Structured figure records

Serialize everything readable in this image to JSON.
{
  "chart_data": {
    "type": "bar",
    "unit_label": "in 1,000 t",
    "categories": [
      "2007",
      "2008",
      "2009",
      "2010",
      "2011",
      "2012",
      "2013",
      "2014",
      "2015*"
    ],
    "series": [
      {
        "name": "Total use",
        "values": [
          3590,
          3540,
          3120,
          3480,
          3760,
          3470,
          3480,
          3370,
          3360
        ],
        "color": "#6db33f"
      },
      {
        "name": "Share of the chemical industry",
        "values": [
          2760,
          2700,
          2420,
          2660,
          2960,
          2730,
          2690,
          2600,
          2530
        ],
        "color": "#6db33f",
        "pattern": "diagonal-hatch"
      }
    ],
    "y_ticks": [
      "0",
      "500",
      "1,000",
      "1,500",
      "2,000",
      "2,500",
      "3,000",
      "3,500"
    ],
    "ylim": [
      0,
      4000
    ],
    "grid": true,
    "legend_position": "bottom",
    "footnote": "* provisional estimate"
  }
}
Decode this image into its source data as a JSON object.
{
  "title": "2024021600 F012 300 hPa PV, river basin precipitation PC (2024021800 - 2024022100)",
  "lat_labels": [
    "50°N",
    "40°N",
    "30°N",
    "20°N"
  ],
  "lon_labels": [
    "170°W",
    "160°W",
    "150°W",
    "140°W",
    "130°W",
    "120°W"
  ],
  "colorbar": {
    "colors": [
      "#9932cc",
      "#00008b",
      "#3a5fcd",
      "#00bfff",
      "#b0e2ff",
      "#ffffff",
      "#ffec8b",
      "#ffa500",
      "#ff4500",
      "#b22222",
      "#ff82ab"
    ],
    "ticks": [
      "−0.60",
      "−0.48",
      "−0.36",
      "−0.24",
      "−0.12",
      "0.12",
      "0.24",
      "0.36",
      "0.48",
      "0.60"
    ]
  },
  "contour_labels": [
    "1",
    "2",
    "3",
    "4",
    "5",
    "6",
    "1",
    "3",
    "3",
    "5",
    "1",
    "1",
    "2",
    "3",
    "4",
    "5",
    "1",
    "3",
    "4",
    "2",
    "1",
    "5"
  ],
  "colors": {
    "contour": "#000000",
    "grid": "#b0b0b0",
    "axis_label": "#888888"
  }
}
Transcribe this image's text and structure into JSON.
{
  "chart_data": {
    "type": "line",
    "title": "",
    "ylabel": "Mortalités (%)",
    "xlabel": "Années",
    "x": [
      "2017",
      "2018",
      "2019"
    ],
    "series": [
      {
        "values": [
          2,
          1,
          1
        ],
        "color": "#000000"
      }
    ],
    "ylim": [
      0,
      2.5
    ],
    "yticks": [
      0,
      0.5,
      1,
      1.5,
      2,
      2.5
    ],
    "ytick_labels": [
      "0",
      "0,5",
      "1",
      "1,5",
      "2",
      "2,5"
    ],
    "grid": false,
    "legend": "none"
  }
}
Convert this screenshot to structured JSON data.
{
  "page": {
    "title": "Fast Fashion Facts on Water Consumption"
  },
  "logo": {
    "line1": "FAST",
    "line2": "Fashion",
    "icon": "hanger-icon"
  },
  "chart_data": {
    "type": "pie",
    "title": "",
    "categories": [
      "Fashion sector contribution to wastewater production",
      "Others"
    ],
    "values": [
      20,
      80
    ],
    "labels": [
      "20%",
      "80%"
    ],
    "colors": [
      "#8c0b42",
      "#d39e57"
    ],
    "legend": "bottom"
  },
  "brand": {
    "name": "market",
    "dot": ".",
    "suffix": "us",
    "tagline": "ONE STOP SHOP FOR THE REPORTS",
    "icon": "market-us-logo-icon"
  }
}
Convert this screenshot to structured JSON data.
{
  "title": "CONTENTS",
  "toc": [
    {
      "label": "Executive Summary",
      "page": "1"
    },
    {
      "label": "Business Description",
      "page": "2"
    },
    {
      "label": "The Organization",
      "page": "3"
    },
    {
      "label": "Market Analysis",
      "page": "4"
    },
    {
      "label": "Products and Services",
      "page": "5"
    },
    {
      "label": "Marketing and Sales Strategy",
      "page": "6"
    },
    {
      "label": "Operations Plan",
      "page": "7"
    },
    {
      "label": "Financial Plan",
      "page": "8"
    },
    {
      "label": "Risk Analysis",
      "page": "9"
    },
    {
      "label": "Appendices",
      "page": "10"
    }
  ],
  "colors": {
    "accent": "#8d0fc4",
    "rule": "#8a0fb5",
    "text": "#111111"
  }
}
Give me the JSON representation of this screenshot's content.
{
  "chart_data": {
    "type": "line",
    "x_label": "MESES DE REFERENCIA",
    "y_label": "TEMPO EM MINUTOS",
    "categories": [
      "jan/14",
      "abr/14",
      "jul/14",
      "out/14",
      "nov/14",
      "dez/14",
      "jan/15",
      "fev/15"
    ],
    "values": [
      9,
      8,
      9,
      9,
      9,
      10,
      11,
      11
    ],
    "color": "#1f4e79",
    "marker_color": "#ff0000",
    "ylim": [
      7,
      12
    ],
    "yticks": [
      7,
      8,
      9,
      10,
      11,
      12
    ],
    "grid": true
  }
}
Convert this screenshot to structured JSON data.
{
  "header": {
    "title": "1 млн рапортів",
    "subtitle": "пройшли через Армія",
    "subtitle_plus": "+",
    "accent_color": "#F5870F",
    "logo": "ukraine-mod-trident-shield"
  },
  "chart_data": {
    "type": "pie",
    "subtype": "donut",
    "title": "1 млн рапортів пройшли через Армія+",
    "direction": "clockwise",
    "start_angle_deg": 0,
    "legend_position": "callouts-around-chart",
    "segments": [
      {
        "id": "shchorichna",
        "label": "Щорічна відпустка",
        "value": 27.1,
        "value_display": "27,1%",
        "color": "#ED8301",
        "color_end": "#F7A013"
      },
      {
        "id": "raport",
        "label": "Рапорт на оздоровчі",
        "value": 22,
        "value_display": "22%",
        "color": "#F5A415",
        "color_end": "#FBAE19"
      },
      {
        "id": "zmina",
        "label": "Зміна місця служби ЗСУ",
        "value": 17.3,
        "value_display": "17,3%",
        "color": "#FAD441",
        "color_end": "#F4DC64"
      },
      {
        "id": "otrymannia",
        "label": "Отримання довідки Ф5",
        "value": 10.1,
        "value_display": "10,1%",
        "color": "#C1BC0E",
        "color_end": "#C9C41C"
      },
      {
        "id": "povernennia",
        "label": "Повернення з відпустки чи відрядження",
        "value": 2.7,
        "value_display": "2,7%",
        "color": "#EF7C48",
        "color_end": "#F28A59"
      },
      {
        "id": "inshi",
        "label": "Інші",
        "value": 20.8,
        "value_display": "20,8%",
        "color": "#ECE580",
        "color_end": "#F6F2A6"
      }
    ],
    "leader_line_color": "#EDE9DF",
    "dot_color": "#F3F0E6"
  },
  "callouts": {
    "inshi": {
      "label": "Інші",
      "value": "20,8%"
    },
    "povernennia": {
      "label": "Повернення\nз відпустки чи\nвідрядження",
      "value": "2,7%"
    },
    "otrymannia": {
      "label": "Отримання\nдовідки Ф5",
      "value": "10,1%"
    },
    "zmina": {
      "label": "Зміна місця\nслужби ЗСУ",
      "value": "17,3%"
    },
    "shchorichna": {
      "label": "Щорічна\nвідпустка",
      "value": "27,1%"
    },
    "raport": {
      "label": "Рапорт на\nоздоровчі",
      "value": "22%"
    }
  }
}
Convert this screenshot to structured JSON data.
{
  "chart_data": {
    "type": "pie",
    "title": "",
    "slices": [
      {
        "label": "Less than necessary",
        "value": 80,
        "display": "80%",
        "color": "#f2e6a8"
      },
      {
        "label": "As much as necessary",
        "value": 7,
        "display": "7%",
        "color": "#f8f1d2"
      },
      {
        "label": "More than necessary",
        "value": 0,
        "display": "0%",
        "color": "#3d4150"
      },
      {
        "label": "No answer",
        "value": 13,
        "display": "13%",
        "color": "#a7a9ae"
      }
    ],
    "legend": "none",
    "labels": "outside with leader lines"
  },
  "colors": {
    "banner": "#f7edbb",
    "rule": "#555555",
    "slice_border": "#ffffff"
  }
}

*STATED PROBLEM:* Among the entries, how many lines contain the string "Отримання"? Give the number without anything else.

*RESPONSE FOR THIS EXERCISE:* 2